=== INPUT FOR THIS TASK ===

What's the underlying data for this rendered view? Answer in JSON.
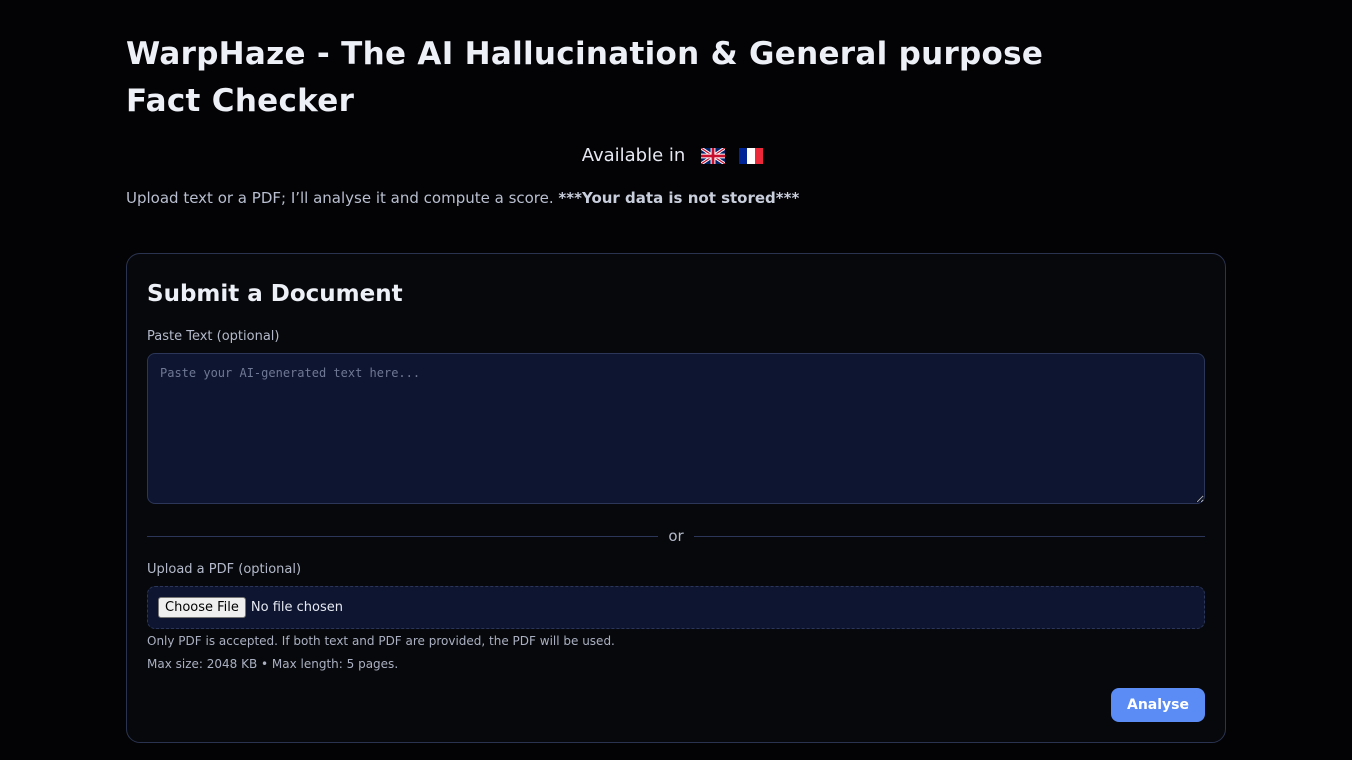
{
  "header": {
    "title": "WarpHaze - The AI Hallucination & General purpose Fact Checker",
    "available_label": "Available in",
    "languages": [
      {
        "code": "en",
        "icon": "uk-flag-icon"
      },
      {
        "code": "fr",
        "icon": "france-flag-icon"
      }
    ],
    "intro_text": "Upload text or a PDF; I’ll analyse it and compute a score. ",
    "intro_emphasis": "***Your data is not stored***"
  },
  "form": {
    "title": "Submit a Document",
    "text_label": "Paste Text (optional)",
    "text_placeholder": "Paste your AI-generated text here...",
    "text_value": "",
    "divider_text": "or",
    "pdf_label": "Upload a PDF (optional)",
    "choose_file_label": "Choose File",
    "file_status": "No file chosen",
    "help_line_1": "Only PDF is accepted. If both text and PDF are provided, the PDF will be used.",
    "help_line_2": "Max size: 2048 KB • Max length: 5 pages.",
    "submit_label": "Analyse"
  },
  "colors": {
    "background": "#030305",
    "card": "#07080b",
    "input_bg": "#0e1530",
    "border": "#2b3658",
    "accent": "#5b8cf5"
  }
}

===

▶ EXERCISE GOAL
In your copy of the records, include no pictures; repeat everything else exactly.

▶ CORRECT ANSWER
What's the underlying data for this rendered view? Answer in JSON.
{
  "header": {
    "title": "WarpHaze - The AI Hallucination & General purpose Fact Checker",
    "available_label": "Available in",
    "languages": [
      {
        "code": "en",
        "icon": "uk-flag-icon"
      },
      {
        "code": "fr",
        "icon": "france-flag-icon"
      }
    ],
    "intro_text": "Upload text or a PDF; I’ll analyse it and compute a score. ",
    "intro_emphasis": "***Your data is not stored***"
  },
  "form": {
    "title": "Submit a Document",
    "text_label": "Paste Text (optional)",
    "text_placeholder": "Paste your AI-generated text here...",
    "text_value": "",
    "divider_text": "or",
    "pdf_label": "Upload a PDF (optional)",
    "choose_file_label": "Choose File",
    "file_status": "No file chosen",
    "help_line_1": "Only PDF is accepted. If both text and PDF are provided, the PDF will be used.",
    "help_line_2": "Max size: 2048 KB • Max length: 5 pages.",
    "submit_label": "Analyse"
  },
  "colors": {
    "background": "#030305",
    "card": "#07080b",
    "input_bg": "#0e1530",
    "border": "#2b3658",
    "accent": "#5b8cf5"
  }
}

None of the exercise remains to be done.